> [Exercise]:
Take the material and output all of it exactly.

[Data extracted from a collection]
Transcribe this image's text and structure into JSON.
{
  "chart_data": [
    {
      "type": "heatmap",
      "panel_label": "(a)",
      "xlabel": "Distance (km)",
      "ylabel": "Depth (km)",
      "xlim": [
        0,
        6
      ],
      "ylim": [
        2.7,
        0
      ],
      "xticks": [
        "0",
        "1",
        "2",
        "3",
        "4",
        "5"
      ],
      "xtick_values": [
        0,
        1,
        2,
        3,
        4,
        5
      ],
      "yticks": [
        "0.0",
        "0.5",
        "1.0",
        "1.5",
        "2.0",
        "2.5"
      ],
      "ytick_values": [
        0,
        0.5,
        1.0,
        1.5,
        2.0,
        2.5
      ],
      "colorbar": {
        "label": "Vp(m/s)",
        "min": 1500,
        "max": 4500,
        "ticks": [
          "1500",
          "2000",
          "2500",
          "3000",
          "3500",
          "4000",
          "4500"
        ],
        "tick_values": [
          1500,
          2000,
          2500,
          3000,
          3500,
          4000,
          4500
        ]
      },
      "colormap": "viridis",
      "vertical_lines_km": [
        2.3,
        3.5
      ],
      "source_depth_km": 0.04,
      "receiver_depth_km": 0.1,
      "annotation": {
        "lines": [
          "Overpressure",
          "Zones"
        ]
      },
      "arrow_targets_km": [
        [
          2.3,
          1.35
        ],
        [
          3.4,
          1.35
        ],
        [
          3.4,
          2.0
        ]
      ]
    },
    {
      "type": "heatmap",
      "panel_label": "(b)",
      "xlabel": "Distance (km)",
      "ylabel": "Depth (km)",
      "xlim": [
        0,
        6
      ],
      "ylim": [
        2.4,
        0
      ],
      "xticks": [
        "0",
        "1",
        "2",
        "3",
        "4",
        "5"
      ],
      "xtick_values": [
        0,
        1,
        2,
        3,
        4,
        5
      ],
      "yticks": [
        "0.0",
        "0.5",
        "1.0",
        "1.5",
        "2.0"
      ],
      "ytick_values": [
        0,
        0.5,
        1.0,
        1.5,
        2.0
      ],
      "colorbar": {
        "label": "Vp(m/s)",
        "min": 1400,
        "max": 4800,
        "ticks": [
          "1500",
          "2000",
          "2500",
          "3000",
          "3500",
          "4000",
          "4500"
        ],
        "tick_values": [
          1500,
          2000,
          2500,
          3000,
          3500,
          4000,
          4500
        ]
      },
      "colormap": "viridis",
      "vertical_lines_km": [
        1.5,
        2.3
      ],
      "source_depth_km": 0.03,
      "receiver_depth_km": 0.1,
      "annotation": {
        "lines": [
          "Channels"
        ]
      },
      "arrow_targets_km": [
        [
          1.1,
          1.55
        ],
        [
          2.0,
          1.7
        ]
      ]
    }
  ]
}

> [Written solution]:
Transcribe this image's text and structure into JSON.
{
  "chart_data": [
    {
      "type": "heatmap",
      "panel_label": "(a)",
      "xlabel": "Distance (km)",
      "ylabel": "Depth (km)",
      "xlim": [
        0,
        6
      ],
      "ylim": [
        2.7,
        0
      ],
      "xticks": [
        "0",
        "1",
        "2",
        "3",
        "4",
        "5"
      ],
      "xtick_values": [
        0,
        1,
        2,
        3,
        4,
        5
      ],
      "yticks": [
        "0.0",
        "0.5",
        "1.0",
        "1.5",
        "2.0",
        "2.5"
      ],
      "ytick_values": [
        0,
        0.5,
        1.0,
        1.5,
        2.0,
        2.5
      ],
      "colorbar": {
        "label": "Vp(m/s)",
        "min": 1500,
        "max": 4500,
        "ticks": [
          "1500",
          "2000",
          "2500",
          "3000",
          "3500",
          "4000",
          "4500"
        ],
        "tick_values": [
          1500,
          2000,
          2500,
          3000,
          3500,
          4000,
          4500
        ]
      },
      "colormap": "viridis",
      "vertical_lines_km": [
        2.3,
        3.5
      ],
      "source_depth_km": 0.04,
      "receiver_depth_km": 0.1,
      "annotation": {
        "lines": [
          "Overpressure",
          "Zones"
        ]
      },
      "arrow_targets_km": [
        [
          2.3,
          1.35
        ],
        [
          3.4,
          1.35
        ],
        [
          3.4,
          2.0
        ]
      ]
    },
    {
      "type": "heatmap",
      "panel_label": "(b)",
      "xlabel": "Distance (km)",
      "ylabel": "Depth (km)",
      "xlim": [
        0,
        6
      ],
      "ylim": [
        2.4,
        0
      ],
      "xticks": [
        "0",
        "1",
        "2",
        "3",
        "4",
        "5"
      ],
      "xtick_values": [
        0,
        1,
        2,
        3,
        4,
        5
      ],
      "yticks": [
        "0.0",
        "0.5",
        "1.0",
        "1.5",
        "2.0"
      ],
      "ytick_values": [
        0,
        0.5,
        1.0,
        1.5,
        2.0
      ],
      "colorbar": {
        "label": "Vp(m/s)",
        "min": 1400,
        "max": 4800,
        "ticks": [
          "1500",
          "2000",
          "2500",
          "3000",
          "3500",
          "4000",
          "4500"
        ],
        "tick_values": [
          1500,
          2000,
          2500,
          3000,
          3500,
          4000,
          4500
        ]
      },
      "colormap": "viridis",
      "vertical_lines_km": [
        1.5,
        2.3
      ],
      "source_depth_km": 0.03,
      "receiver_depth_km": 0.1,
      "annotation": {
        "lines": [
          "Channels"
        ]
      },
      "arrow_targets_km": [
        [
          1.1,
          1.55
        ],
        [
          2.0,
          1.7
        ]
      ]
    }
  ]
}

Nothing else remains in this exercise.